● **RECORDS PROVIDED**:
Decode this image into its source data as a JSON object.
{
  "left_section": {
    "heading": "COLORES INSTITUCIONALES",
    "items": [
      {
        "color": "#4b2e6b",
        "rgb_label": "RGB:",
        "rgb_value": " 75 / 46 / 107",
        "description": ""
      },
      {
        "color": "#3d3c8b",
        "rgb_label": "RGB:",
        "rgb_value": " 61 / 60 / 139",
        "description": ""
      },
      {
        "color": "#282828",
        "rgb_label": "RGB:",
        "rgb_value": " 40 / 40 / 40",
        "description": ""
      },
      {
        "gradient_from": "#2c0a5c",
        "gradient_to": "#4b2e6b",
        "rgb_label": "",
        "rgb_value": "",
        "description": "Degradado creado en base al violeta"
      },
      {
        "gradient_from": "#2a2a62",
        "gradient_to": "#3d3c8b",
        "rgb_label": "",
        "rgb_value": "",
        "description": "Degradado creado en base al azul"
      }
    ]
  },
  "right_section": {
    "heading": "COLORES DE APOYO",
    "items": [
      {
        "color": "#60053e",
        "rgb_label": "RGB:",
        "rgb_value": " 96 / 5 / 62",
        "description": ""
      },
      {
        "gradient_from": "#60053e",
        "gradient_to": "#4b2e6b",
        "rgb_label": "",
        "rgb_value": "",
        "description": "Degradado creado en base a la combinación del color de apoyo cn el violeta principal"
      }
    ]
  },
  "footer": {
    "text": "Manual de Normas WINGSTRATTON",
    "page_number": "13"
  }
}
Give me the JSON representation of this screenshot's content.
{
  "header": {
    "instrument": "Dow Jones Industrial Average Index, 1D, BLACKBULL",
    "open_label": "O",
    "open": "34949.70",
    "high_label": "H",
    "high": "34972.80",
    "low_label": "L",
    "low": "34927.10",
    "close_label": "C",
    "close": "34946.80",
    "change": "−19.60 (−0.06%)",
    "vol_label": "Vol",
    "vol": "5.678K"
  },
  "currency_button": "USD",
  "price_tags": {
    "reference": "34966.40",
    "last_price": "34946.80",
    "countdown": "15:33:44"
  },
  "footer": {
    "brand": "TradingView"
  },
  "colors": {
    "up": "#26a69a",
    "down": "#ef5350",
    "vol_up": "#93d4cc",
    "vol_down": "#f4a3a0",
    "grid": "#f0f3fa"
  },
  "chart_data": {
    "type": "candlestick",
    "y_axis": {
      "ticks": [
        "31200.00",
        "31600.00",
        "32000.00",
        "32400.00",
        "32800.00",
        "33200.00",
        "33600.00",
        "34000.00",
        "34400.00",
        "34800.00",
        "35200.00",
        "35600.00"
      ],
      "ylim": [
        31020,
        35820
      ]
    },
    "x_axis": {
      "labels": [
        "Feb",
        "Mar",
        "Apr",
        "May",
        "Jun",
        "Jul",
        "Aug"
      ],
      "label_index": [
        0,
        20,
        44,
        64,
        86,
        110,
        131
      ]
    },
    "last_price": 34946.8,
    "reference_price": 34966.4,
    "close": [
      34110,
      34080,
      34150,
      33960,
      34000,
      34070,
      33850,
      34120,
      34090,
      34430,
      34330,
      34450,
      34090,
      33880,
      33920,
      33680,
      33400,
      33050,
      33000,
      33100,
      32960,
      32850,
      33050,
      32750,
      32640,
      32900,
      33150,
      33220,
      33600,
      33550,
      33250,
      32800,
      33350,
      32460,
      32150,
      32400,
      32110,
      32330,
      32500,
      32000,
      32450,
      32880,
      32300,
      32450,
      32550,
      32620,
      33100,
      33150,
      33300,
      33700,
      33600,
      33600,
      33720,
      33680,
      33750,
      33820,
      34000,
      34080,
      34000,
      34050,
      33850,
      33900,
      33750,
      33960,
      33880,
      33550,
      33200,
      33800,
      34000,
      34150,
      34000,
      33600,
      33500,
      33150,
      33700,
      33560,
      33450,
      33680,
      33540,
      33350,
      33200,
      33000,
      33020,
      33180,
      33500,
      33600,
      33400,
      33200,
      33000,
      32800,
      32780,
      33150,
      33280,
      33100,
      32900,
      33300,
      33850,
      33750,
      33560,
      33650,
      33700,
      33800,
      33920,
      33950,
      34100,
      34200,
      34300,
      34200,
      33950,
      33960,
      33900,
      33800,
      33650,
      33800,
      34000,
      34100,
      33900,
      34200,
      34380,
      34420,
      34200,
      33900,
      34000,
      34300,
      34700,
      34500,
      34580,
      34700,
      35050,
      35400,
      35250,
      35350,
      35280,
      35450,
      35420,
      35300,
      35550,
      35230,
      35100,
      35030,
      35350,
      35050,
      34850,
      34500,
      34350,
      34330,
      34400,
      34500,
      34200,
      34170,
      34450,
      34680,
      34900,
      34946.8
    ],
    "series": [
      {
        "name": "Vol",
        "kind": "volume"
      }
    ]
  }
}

● **WORK TO DO**:
Print out every entry, keeping each one exact.

● **FINISHED TASK**:
Decode this image into its source data as a JSON object.
{
  "left_section": {
    "heading": "COLORES INSTITUCIONALES",
    "items": [
      {
        "color": "#4b2e6b",
        "rgb_label": "RGB:",
        "rgb_value": " 75 / 46 / 107",
        "description": ""
      },
      {
        "color": "#3d3c8b",
        "rgb_label": "RGB:",
        "rgb_value": " 61 / 60 / 139",
        "description": ""
      },
      {
        "color": "#282828",
        "rgb_label": "RGB:",
        "rgb_value": " 40 / 40 / 40",
        "description": ""
      },
      {
        "gradient_from": "#2c0a5c",
        "gradient_to": "#4b2e6b",
        "rgb_label": "",
        "rgb_value": "",
        "description": "Degradado creado en base al violeta"
      },
      {
        "gradient_from": "#2a2a62",
        "gradient_to": "#3d3c8b",
        "rgb_label": "",
        "rgb_value": "",
        "description": "Degradado creado en base al azul"
      }
    ]
  },
  "right_section": {
    "heading": "COLORES DE APOYO",
    "items": [
      {
        "color": "#60053e",
        "rgb_label": "RGB:",
        "rgb_value": " 96 / 5 / 62",
        "description": ""
      },
      {
        "gradient_from": "#60053e",
        "gradient_to": "#4b2e6b",
        "rgb_label": "",
        "rgb_value": "",
        "description": "Degradado creado en base a la combinación del color de apoyo cn el violeta principal"
      }
    ]
  },
  "footer": {
    "text": "Manual de Normas WINGSTRATTON",
    "page_number": "13"
  }
}
Give me the JSON representation of this screenshot's content.
{
  "header": {
    "instrument": "Dow Jones Industrial Average Index, 1D, BLACKBULL",
    "open_label": "O",
    "open": "34949.70",
    "high_label": "H",
    "high": "34972.80",
    "low_label": "L",
    "low": "34927.10",
    "close_label": "C",
    "close": "34946.80",
    "change": "−19.60 (−0.06%)",
    "vol_label": "Vol",
    "vol": "5.678K"
  },
  "currency_button": "USD",
  "price_tags": {
    "reference": "34966.40",
    "last_price": "34946.80",
    "countdown": "15:33:44"
  },
  "footer": {
    "brand": "TradingView"
  },
  "colors": {
    "up": "#26a69a",
    "down": "#ef5350",
    "vol_up": "#93d4cc",
    "vol_down": "#f4a3a0",
    "grid": "#f0f3fa"
  },
  "chart_data": {
    "type": "candlestick",
    "y_axis": {
      "ticks": [
        "31200.00",
        "31600.00",
        "32000.00",
        "32400.00",
        "32800.00",
        "33200.00",
        "33600.00",
        "34000.00",
        "34400.00",
        "34800.00",
        "35200.00",
        "35600.00"
      ],
      "ylim": [
        31020,
        35820
      ]
    },
    "x_axis": {
      "labels": [
        "Feb",
        "Mar",
        "Apr",
        "May",
        "Jun",
        "Jul",
        "Aug"
      ],
      "label_index": [
        0,
        20,
        44,
        64,
        86,
        110,
        131
      ]
    },
    "last_price": 34946.8,
    "reference_price": 34966.4,
    "close": [
      34110,
      34080,
      34150,
      33960,
      34000,
      34070,
      33850,
      34120,
      34090,
      34430,
      34330,
      34450,
      34090,
      33880,
      33920,
      33680,
      33400,
      33050,
      33000,
      33100,
      32960,
      32850,
      33050,
      32750,
      32640,
      32900,
      33150,
      33220,
      33600,
      33550,
      33250,
      32800,
      33350,
      32460,
      32150,
      32400,
      32110,
      32330,
      32500,
      32000,
      32450,
      32880,
      32300,
      32450,
      32550,
      32620,
      33100,
      33150,
      33300,
      33700,
      33600,
      33600,
      33720,
      33680,
      33750,
      33820,
      34000,
      34080,
      34000,
      34050,
      33850,
      33900,
      33750,
      33960,
      33880,
      33550,
      33200,
      33800,
      34000,
      34150,
      34000,
      33600,
      33500,
      33150,
      33700,
      33560,
      33450,
      33680,
      33540,
      33350,
      33200,
      33000,
      33020,
      33180,
      33500,
      33600,
      33400,
      33200,
      33000,
      32800,
      32780,
      33150,
      33280,
      33100,
      32900,
      33300,
      33850,
      33750,
      33560,
      33650,
      33700,
      33800,
      33920,
      33950,
      34100,
      34200,
      34300,
      34200,
      33950,
      33960,
      33900,
      33800,
      33650,
      33800,
      34000,
      34100,
      33900,
      34200,
      34380,
      34420,
      34200,
      33900,
      34000,
      34300,
      34700,
      34500,
      34580,
      34700,
      35050,
      35400,
      35250,
      35350,
      35280,
      35450,
      35420,
      35300,
      35550,
      35230,
      35100,
      35030,
      35350,
      35050,
      34850,
      34500,
      34350,
      34330,
      34400,
      34500,
      34200,
      34170,
      34450,
      34680,
      34900,
      34946.8
    ],
    "series": [
      {
        "name": "Vol",
        "kind": "volume"
      }
    ]
  }
}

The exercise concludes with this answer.